Your goal => Gather every line from the entries below that includes "Studies".

Input for this task =>
+ + + + +
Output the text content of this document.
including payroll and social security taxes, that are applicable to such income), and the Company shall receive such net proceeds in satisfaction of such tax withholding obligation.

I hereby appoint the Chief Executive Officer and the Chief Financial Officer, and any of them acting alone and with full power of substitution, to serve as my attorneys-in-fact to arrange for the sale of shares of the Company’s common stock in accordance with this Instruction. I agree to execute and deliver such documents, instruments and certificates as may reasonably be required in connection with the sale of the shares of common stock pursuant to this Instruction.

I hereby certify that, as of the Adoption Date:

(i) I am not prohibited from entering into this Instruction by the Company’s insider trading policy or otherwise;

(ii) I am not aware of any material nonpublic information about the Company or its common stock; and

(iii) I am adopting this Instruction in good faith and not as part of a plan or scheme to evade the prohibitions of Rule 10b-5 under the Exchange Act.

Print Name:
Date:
+ + + + +
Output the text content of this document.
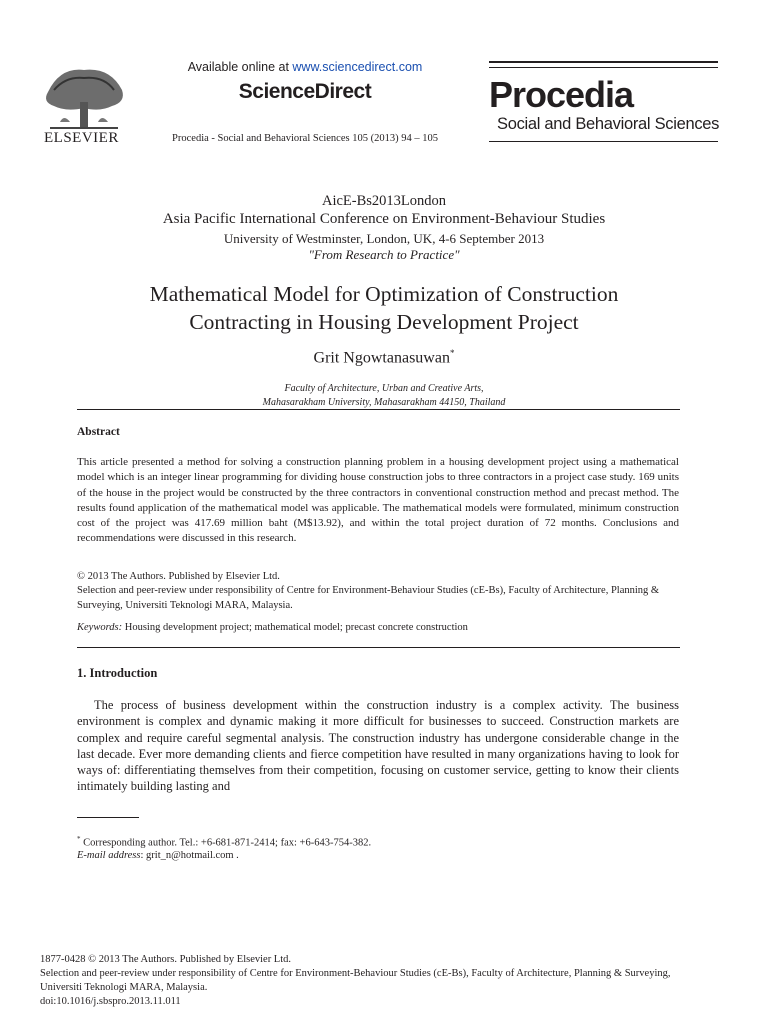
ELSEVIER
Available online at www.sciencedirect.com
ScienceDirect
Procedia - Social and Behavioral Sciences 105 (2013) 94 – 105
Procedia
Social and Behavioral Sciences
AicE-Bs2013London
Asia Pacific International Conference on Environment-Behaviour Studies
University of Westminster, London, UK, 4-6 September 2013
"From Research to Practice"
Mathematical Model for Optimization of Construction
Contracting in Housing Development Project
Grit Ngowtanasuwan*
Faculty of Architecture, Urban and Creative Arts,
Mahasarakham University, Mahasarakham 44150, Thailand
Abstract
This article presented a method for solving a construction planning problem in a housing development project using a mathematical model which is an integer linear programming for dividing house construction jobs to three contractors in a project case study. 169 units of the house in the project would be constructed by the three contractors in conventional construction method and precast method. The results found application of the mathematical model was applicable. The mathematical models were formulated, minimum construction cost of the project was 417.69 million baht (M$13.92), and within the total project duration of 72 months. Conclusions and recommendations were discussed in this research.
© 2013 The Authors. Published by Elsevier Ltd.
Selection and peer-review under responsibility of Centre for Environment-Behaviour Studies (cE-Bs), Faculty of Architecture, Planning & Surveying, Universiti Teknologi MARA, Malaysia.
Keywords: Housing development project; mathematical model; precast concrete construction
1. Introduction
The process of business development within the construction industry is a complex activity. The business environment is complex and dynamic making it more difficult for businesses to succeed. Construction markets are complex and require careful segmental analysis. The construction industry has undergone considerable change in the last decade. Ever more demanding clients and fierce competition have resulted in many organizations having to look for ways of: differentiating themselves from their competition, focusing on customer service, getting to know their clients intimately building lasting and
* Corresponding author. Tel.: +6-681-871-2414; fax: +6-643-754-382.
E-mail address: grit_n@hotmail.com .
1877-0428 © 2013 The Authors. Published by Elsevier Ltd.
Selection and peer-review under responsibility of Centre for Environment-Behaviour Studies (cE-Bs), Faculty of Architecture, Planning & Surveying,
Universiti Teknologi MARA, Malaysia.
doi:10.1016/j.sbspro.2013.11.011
+ + + + +
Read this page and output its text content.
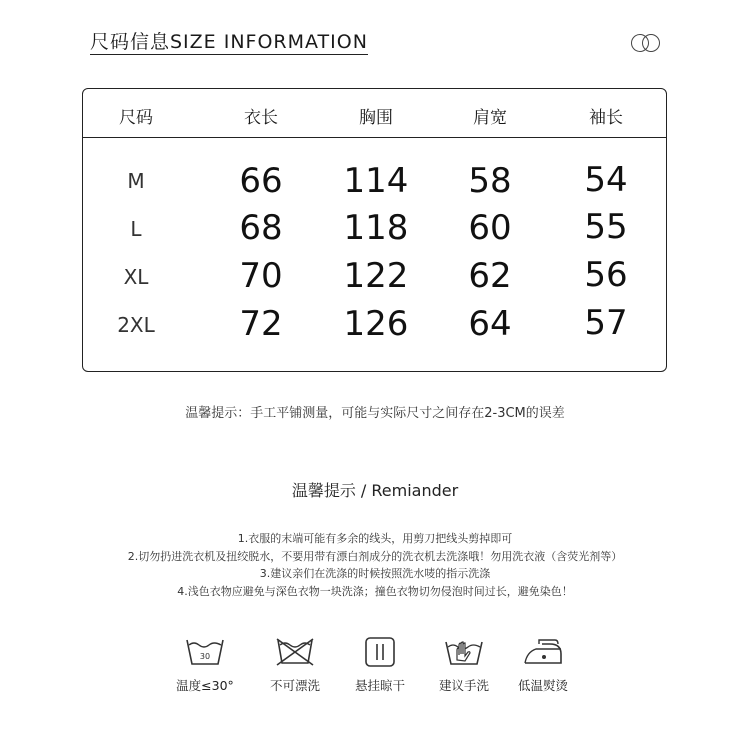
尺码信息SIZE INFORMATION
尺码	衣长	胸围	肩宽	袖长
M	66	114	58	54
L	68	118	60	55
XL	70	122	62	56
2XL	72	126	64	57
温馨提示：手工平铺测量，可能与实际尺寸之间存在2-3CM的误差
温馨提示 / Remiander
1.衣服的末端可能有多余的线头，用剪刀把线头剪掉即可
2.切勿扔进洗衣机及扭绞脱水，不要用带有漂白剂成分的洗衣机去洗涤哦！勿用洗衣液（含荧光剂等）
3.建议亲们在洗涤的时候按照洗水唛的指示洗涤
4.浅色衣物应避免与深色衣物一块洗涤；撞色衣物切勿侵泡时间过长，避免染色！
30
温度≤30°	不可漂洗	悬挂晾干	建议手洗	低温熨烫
+ + + + +
Response to the exercise =>
Asia Pacific International Conference on Environment-Behaviour Studies
Selection and peer-review under responsibility of Centre for Environment-Behaviour Studies (cE-Bs), Faculty of Architecture, Planning & Surveying, Universiti Teknologi MARA, Malaysia.
Selection and peer-review under responsibility of Centre for Environment-Behaviour Studies (cE-Bs), Faculty of Architecture, Planning & Surveying,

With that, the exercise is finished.